• Exercise
Read the records below. Copy each line where the string "selected" occurs.

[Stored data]

— start —

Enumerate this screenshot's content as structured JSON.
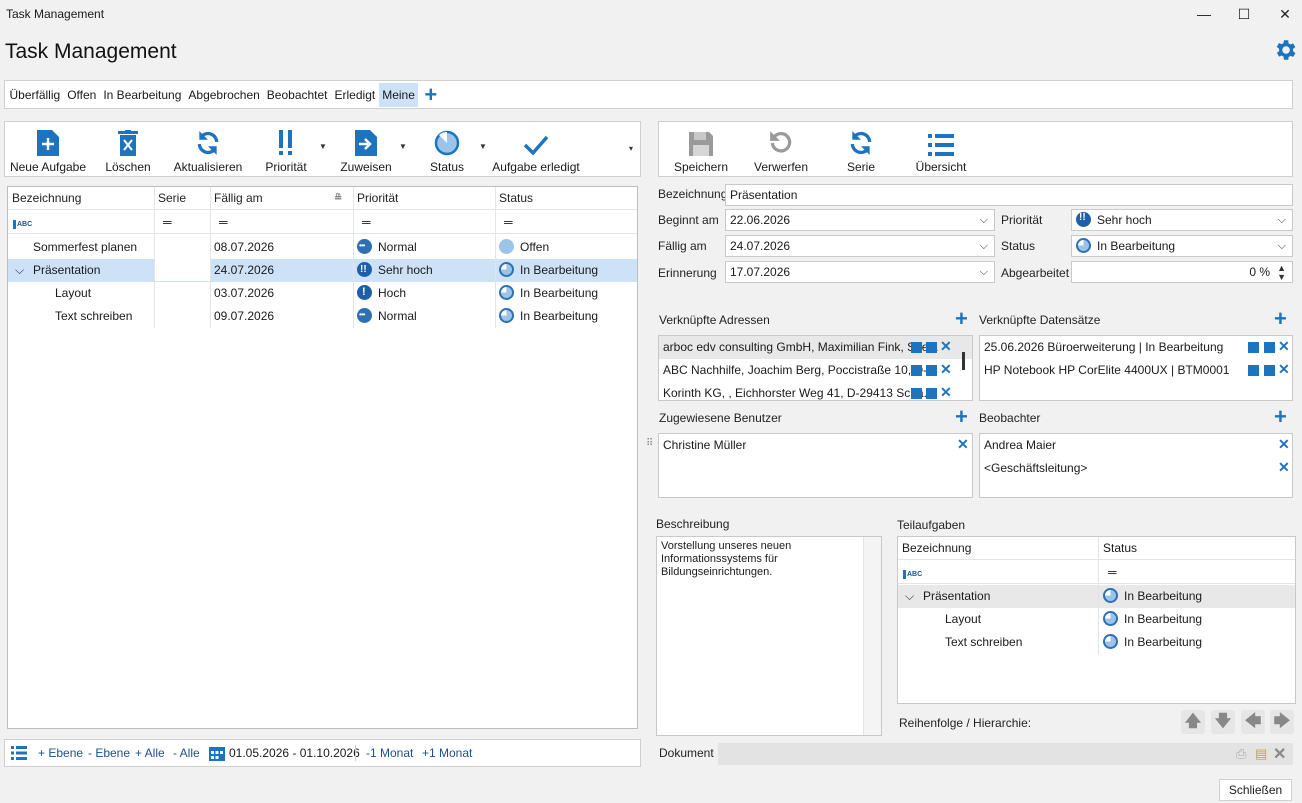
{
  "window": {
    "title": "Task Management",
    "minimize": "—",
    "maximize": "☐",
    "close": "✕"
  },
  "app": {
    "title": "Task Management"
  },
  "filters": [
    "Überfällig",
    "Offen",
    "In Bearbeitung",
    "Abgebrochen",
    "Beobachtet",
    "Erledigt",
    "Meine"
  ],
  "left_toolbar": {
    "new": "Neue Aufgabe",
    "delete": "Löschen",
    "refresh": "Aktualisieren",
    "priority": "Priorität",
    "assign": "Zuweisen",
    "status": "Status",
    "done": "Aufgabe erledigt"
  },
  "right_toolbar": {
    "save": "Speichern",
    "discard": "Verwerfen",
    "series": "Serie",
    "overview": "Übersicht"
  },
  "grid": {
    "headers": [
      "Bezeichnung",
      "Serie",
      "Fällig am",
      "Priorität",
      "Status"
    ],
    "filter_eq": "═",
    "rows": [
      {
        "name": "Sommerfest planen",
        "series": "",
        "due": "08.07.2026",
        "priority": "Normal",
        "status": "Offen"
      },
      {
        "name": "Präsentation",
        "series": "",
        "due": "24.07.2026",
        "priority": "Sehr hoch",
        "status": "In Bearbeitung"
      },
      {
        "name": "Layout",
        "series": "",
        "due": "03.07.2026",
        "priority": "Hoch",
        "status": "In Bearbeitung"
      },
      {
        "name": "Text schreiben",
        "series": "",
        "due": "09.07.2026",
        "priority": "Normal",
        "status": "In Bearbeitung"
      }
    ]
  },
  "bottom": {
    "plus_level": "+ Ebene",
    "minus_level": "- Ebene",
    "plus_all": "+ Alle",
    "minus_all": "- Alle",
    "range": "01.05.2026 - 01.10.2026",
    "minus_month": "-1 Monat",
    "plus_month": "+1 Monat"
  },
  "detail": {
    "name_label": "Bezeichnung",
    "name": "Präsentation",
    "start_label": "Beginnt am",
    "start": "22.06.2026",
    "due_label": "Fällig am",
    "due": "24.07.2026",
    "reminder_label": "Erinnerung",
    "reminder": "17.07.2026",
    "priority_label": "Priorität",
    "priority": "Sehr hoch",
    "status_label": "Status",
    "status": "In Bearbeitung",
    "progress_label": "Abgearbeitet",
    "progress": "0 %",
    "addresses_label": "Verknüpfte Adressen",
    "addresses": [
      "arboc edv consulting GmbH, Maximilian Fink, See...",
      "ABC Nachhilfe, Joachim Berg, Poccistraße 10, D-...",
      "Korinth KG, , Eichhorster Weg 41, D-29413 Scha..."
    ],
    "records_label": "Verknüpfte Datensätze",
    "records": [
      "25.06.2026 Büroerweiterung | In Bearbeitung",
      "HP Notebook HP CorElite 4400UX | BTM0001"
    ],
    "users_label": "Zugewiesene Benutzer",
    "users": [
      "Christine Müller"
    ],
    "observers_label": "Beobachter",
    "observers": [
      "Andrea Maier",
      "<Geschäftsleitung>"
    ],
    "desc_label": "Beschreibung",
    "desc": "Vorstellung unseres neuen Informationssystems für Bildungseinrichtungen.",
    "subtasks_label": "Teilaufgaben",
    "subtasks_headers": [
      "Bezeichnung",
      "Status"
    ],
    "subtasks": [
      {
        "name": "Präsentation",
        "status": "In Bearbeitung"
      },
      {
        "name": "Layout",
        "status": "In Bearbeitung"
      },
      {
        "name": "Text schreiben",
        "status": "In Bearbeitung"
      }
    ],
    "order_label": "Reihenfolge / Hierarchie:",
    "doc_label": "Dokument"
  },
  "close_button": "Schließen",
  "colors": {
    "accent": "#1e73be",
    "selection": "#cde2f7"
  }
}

— end —
— start —

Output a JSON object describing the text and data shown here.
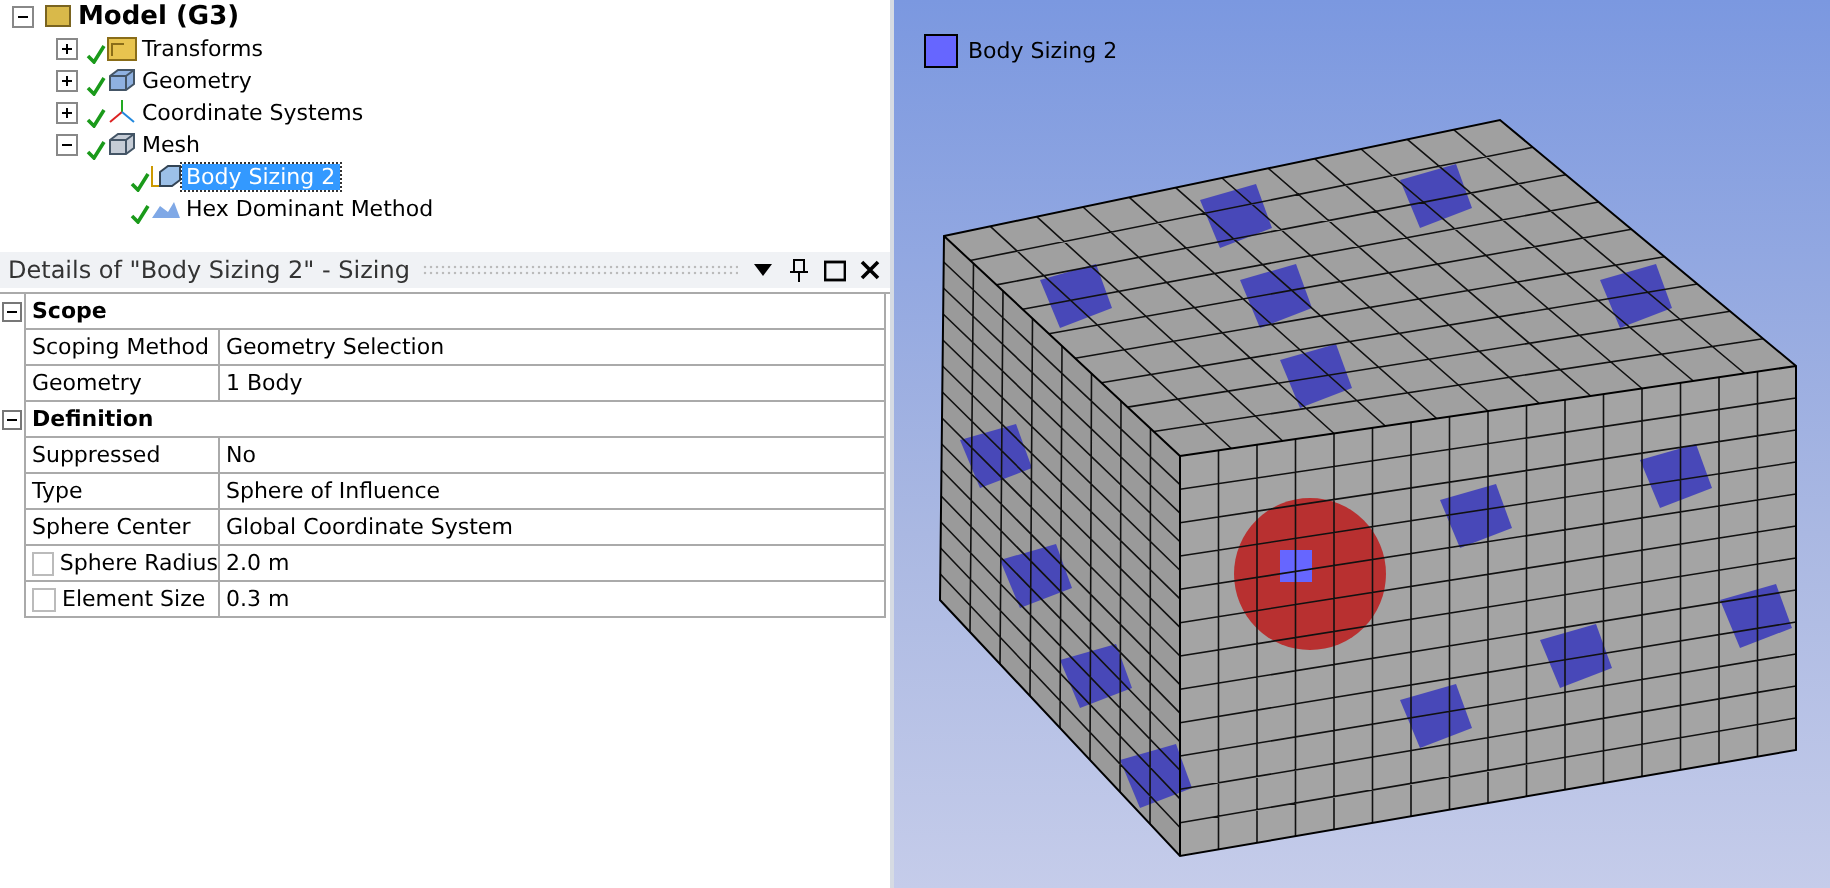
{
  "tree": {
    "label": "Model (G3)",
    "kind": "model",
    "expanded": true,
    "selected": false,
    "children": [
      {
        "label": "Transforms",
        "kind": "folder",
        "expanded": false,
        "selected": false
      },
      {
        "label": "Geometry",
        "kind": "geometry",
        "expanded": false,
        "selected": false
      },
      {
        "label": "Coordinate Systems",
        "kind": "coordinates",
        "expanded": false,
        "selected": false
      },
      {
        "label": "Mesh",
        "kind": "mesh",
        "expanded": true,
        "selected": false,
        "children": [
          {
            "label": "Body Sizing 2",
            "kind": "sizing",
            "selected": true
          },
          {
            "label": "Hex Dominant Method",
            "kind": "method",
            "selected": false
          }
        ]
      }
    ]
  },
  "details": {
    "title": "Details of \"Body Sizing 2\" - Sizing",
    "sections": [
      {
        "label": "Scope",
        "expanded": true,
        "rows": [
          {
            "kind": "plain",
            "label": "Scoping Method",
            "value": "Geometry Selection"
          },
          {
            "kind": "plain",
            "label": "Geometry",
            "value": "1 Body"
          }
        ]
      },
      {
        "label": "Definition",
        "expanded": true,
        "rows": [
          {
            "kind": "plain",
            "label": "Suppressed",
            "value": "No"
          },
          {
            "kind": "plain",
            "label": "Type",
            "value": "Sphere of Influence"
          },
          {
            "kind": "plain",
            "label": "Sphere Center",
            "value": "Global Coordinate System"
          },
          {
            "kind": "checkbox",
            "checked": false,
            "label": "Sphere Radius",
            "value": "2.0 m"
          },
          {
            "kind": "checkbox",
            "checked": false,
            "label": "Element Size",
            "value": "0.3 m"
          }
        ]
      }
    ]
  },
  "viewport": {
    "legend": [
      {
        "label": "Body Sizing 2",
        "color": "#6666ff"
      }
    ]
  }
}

— end —

• Answer to the problem
    "selected": false,
        "selected": false
        "selected": false
        "selected": false
        "selected": false,
            "selected": true
            "selected": false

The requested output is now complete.